## Begin MATERIAL SUPPLIED
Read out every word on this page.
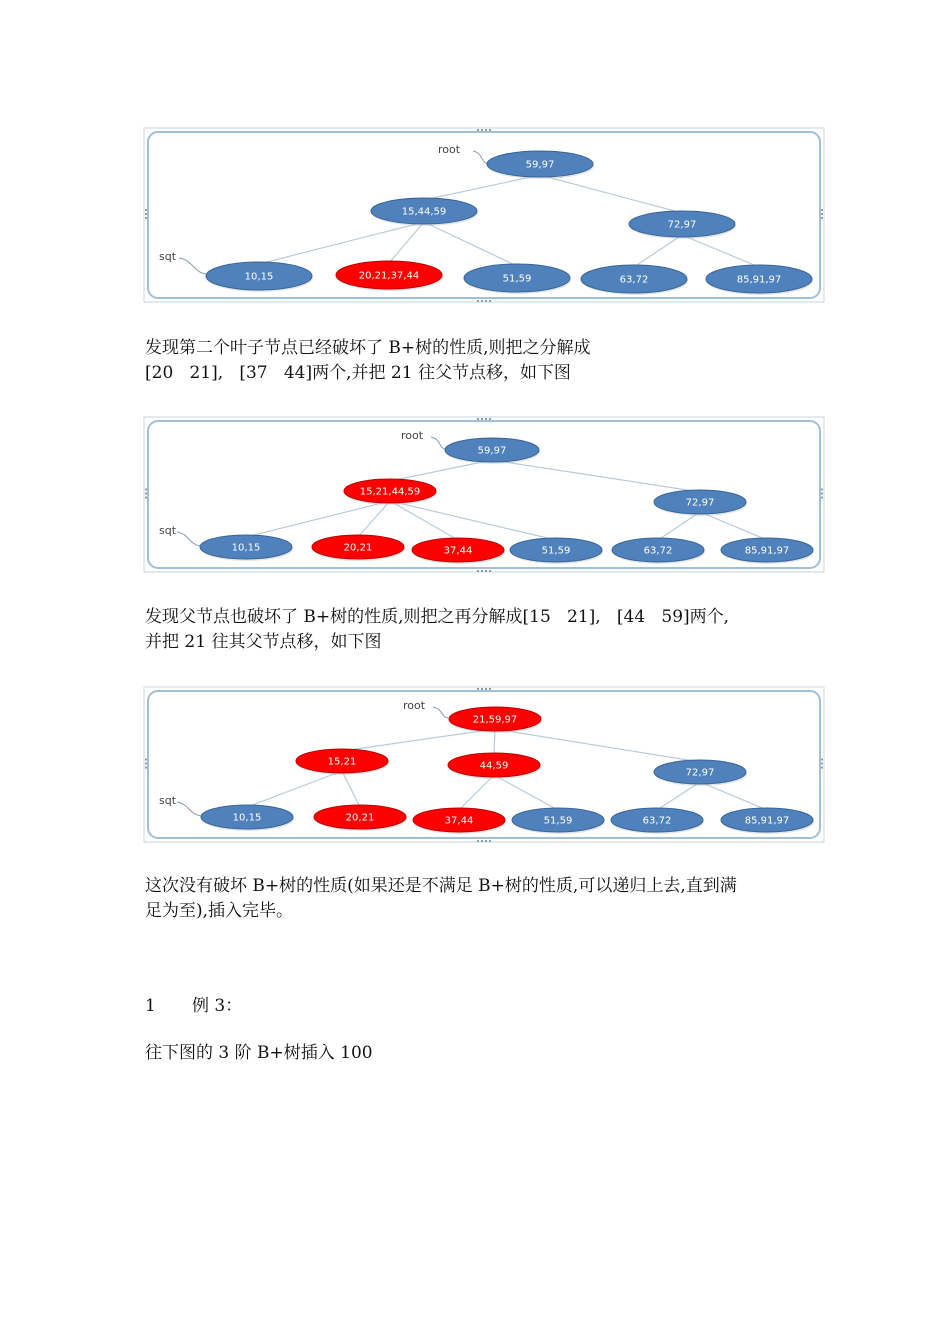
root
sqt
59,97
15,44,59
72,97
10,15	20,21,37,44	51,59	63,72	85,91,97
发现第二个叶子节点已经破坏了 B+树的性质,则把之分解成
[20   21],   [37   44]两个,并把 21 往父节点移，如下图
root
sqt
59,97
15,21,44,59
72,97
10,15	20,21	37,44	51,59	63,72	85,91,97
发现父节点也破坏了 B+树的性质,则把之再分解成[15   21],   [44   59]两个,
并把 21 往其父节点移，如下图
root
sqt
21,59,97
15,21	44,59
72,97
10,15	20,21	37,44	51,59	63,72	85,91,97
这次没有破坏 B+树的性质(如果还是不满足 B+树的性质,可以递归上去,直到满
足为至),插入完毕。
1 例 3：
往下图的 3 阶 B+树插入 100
## End MATERIAL SUPPLIED
WHAT TO WORK ON: All of the material above needs to be restated exactly, with no pictures.

RESULT BELOW:
Read out every word on this page.
root
sqt
59,97
15,44,59
72,97
10,15	20,21,37,44	51,59	63,72	85,91,97
发现第二个叶子节点已经破坏了 B+树的性质,则把之分解成
[20   21],   [37   44]两个,并把 21 往父节点移，如下图
root
sqt
59,97
15,21,44,59
72,97
10,15	20,21	37,44	51,59	63,72	85,91,97
发现父节点也破坏了 B+树的性质,则把之再分解成[15   21],   [44   59]两个,
并把 21 往其父节点移，如下图
root
sqt
21,59,97
15,21	44,59
72,97
10,15	20,21	37,44	51,59	63,72	85,91,97
这次没有破坏 B+树的性质(如果还是不满足 B+树的性质,可以递归上去,直到满
足为至),插入完毕。
1 例 3：
往下图的 3 阶 B+树插入 100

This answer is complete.